**Given instruction:**
Pull out from the material below all lines with "JSON".

**Source records:**
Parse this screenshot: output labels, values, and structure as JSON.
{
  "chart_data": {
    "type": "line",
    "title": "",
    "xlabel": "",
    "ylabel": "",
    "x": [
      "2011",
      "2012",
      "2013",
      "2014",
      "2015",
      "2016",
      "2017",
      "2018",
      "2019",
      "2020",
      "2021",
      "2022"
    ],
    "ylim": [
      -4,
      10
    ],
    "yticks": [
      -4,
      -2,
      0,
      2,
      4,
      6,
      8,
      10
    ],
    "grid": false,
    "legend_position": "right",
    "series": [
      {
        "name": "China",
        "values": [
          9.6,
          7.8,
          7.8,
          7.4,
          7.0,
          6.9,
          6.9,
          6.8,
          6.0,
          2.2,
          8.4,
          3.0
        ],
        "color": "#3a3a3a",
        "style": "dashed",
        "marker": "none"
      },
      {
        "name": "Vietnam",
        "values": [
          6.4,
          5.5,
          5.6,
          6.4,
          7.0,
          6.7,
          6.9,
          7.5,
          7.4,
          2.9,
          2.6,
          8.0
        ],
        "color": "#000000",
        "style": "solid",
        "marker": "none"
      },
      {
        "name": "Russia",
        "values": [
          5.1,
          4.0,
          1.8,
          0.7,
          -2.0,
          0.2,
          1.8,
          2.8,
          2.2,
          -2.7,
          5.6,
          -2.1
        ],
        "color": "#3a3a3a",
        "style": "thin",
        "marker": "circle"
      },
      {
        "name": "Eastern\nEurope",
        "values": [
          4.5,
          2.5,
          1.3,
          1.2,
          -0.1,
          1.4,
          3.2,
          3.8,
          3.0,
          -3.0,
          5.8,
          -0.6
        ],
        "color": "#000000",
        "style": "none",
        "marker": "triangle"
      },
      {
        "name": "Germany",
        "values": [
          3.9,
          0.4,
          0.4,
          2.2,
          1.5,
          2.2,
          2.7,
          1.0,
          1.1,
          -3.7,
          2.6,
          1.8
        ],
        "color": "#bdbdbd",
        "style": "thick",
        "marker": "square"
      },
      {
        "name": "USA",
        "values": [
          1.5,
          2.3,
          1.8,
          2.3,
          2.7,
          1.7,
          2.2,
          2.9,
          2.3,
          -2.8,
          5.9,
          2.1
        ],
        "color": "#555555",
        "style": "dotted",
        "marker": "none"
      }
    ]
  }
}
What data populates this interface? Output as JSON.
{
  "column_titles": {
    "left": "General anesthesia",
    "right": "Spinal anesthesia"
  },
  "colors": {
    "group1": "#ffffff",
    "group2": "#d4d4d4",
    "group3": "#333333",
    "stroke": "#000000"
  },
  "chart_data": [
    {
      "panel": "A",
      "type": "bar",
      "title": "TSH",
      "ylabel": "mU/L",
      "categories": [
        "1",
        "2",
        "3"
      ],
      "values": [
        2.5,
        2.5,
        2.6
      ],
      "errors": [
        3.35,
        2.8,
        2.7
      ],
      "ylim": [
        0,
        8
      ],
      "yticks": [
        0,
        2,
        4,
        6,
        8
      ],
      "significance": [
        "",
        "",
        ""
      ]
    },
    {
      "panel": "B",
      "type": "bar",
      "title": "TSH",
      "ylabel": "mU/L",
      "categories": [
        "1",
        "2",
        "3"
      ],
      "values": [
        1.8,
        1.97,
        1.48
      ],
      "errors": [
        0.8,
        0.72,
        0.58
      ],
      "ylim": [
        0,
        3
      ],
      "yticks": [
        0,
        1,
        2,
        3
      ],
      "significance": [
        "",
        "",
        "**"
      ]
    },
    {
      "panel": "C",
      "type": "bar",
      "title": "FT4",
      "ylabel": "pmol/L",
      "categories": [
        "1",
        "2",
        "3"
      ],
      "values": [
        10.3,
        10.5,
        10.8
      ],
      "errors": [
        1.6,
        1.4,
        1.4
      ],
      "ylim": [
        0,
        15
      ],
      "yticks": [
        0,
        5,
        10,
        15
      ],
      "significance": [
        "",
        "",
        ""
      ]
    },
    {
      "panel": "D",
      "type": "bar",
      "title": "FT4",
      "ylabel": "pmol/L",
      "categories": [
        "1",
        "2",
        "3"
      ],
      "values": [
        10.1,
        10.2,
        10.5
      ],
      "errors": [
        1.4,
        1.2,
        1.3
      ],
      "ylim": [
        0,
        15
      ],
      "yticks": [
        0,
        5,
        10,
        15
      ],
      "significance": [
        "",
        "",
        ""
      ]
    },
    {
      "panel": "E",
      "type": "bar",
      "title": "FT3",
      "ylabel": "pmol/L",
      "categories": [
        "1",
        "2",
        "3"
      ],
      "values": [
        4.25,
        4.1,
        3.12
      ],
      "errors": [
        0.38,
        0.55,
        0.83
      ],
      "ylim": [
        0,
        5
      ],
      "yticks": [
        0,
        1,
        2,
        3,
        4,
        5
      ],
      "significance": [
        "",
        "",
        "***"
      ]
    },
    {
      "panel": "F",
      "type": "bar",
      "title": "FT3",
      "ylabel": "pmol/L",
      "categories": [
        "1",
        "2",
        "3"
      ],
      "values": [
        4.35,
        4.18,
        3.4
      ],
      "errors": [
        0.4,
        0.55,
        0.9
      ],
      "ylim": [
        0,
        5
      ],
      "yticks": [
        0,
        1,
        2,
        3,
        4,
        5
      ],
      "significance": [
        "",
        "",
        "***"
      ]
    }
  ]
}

**Complete response:**
Parse this screenshot: output labels, values, and structure as JSON.
What data populates this interface? Output as JSON.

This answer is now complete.